• **LISTE FOURNIE**
········

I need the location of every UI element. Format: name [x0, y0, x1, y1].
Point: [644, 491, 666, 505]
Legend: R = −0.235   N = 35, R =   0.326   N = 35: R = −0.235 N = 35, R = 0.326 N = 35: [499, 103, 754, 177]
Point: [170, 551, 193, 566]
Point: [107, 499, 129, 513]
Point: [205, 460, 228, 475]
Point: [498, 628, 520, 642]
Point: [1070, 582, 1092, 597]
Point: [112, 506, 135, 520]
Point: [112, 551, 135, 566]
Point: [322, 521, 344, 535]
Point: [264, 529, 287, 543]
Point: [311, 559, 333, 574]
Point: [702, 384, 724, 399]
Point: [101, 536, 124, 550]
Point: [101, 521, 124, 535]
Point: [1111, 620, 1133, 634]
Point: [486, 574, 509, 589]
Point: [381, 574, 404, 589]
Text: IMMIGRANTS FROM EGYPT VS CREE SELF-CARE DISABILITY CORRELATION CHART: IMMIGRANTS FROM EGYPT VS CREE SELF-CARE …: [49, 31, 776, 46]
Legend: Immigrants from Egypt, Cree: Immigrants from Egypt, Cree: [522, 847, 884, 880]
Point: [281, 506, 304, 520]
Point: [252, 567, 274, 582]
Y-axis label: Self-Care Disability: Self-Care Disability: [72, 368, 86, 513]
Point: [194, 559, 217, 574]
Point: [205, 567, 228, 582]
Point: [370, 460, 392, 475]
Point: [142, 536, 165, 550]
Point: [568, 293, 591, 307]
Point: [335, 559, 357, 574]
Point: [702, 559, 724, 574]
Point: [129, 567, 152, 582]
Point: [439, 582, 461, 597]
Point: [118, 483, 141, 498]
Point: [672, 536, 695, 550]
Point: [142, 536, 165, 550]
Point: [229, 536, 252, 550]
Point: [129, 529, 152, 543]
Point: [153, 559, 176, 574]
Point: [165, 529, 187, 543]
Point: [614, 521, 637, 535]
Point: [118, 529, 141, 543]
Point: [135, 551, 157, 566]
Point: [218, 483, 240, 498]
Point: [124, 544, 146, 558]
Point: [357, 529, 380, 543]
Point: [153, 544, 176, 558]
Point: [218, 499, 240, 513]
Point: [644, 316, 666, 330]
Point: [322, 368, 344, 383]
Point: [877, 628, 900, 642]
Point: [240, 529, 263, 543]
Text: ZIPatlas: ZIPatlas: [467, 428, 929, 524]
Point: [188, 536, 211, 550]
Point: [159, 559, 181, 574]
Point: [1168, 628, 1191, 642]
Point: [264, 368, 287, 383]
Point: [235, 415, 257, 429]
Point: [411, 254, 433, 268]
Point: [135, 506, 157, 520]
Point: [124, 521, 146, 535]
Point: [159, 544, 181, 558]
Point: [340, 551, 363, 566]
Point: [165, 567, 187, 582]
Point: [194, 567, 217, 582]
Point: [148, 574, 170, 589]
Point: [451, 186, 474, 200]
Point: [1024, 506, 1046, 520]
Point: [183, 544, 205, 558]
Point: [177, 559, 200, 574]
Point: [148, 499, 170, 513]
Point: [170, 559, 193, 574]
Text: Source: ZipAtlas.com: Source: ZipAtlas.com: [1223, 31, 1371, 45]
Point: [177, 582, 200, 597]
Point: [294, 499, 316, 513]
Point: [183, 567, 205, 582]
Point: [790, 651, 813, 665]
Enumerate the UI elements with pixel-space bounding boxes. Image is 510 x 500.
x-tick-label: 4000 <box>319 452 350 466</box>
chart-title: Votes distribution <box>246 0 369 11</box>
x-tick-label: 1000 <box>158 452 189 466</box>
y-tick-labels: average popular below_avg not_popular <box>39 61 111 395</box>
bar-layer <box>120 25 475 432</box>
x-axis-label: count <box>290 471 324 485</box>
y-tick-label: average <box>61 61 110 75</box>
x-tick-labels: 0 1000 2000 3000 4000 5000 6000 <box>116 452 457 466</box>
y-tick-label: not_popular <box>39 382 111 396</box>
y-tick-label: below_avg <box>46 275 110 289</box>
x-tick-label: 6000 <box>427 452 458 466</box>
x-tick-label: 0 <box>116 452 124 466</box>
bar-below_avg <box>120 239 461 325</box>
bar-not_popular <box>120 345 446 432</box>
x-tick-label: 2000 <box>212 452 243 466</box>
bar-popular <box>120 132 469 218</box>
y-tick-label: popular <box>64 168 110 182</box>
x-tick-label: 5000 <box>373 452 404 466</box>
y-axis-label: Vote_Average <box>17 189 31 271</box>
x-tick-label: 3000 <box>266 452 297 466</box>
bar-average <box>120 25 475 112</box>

········

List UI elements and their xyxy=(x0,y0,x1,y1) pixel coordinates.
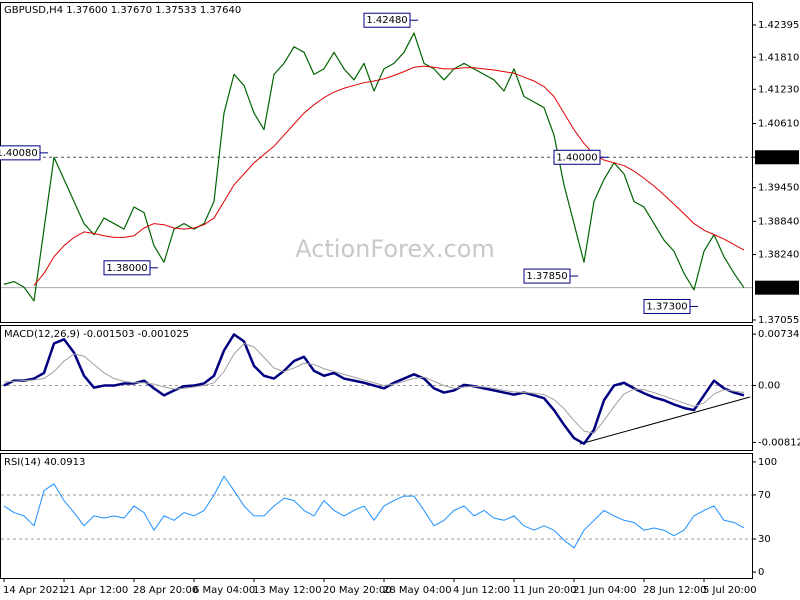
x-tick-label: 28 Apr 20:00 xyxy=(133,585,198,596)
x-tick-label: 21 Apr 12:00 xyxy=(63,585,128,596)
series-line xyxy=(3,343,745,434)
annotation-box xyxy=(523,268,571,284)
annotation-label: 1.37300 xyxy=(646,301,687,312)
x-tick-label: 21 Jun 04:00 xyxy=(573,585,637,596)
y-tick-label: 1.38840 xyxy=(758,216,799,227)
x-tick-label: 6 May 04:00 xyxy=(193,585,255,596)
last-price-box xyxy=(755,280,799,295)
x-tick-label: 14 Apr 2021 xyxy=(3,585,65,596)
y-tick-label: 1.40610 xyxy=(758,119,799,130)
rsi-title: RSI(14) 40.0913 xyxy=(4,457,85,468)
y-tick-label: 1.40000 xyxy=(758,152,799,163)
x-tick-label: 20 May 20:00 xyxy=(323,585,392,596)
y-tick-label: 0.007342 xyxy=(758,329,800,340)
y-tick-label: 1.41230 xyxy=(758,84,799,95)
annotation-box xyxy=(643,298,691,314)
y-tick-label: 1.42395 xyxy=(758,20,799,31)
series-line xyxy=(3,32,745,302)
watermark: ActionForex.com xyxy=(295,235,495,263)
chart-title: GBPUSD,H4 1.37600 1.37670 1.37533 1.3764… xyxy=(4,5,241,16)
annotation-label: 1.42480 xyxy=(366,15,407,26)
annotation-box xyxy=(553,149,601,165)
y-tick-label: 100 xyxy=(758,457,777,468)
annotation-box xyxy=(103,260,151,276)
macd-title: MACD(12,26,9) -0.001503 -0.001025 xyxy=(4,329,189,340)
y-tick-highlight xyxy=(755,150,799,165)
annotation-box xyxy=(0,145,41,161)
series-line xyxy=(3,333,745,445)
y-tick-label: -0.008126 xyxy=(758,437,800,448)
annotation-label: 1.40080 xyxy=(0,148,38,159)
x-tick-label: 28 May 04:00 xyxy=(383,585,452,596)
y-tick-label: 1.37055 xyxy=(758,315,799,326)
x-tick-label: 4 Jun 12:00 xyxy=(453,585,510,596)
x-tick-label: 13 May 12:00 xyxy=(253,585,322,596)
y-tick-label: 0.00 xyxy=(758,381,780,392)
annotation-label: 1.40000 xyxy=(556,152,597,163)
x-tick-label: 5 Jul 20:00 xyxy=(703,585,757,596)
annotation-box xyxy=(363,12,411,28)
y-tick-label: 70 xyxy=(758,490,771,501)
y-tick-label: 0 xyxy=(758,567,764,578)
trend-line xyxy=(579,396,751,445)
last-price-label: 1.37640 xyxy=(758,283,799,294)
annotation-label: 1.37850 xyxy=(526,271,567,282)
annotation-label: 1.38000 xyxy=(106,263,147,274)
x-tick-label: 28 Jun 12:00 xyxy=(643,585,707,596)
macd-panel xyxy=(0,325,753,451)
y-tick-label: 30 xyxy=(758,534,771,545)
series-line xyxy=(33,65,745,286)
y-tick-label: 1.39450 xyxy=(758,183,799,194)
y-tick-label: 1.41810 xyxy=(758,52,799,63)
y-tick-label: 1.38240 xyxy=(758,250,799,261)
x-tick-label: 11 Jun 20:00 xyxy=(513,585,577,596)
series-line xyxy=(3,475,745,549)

········

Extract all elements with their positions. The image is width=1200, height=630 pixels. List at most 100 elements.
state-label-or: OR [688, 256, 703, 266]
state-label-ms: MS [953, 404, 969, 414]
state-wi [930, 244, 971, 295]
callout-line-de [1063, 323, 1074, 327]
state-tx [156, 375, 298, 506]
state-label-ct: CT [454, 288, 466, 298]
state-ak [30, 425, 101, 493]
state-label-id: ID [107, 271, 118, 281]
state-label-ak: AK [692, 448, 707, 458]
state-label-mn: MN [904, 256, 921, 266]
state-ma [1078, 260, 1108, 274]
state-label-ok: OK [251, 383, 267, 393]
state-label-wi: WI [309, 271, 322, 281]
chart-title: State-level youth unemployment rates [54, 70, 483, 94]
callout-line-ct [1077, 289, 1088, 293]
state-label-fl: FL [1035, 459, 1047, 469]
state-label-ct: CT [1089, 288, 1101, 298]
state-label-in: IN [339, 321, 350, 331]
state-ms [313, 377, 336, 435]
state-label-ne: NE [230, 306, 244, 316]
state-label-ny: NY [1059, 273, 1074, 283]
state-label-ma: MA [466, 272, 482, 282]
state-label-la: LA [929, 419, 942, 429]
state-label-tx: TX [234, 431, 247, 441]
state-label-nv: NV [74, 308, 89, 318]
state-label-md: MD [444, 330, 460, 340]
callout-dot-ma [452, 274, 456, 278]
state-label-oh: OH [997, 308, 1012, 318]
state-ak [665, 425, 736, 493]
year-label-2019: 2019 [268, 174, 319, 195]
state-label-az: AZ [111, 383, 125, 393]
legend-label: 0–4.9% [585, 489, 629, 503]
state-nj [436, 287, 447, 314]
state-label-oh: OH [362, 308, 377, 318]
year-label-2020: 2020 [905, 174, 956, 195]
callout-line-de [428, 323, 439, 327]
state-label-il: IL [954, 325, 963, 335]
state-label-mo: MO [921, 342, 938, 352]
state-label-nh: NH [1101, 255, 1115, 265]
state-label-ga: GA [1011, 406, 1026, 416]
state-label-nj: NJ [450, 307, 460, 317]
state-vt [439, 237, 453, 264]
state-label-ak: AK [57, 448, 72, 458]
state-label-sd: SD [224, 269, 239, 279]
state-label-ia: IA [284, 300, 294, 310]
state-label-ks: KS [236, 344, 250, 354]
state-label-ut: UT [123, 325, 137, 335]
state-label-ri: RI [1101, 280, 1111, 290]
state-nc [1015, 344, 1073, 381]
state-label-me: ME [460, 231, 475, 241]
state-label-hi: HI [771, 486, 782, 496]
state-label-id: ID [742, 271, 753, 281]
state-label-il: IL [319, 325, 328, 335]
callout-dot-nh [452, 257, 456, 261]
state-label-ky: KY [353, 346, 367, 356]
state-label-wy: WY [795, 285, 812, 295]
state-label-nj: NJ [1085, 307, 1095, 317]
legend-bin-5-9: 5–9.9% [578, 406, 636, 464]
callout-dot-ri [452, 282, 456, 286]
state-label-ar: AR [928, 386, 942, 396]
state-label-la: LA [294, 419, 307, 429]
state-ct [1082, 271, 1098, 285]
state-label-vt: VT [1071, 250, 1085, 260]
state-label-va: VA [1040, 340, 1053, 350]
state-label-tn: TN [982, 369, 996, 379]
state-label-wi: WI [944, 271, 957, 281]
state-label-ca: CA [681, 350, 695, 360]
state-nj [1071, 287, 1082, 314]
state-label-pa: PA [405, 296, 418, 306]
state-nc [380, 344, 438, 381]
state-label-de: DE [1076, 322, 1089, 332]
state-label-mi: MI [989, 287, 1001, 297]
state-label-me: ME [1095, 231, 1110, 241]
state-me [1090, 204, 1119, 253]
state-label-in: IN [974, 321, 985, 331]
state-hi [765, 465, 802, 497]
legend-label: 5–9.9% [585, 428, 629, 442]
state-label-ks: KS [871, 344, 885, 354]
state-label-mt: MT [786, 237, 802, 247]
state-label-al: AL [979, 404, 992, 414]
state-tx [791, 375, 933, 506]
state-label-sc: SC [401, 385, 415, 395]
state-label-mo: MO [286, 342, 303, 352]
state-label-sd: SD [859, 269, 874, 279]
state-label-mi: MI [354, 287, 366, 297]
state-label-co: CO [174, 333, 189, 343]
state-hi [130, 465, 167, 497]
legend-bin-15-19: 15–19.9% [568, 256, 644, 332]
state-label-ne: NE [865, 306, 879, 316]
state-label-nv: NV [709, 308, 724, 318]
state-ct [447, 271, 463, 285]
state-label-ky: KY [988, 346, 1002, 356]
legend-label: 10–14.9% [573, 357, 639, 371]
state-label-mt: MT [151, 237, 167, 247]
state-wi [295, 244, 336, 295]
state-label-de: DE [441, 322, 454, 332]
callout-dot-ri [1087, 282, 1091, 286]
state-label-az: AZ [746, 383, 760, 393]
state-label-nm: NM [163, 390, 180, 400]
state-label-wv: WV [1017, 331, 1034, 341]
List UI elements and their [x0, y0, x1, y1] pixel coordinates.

········

Pouvez-vous recopier le passage de la liste qui va de la ligne contenant « x-tick-label: 28 Apr » jusqu'à celle contenant « rsi-title: RSI(14) 40.0913 », les deux incluses, en remplaçant « last-price-box » par « current-price-box » sans rien modifier d'autre ?

x-tick-label: 28 Apr 20:00 xyxy=(133,585,198,596)
x-tick-label: 21 Apr 12:00 xyxy=(63,585,128,596)
series-line xyxy=(3,343,745,434)
annotation-box xyxy=(523,268,571,284)
annotation-label: 1.37300 xyxy=(646,301,687,312)
x-tick-label: 21 Jun 04:00 xyxy=(573,585,637,596)
y-tick-label: 1.38840 xyxy=(758,216,799,227)
x-tick-label: 6 May 04:00 xyxy=(193,585,255,596)
current-price-box xyxy=(755,280,799,295)
x-tick-label: 14 Apr 2021 xyxy=(3,585,65,596)
y-tick-label: 1.40610 xyxy=(758,119,799,130)
rsi-title: RSI(14) 40.0913 xyxy=(4,457,85,468)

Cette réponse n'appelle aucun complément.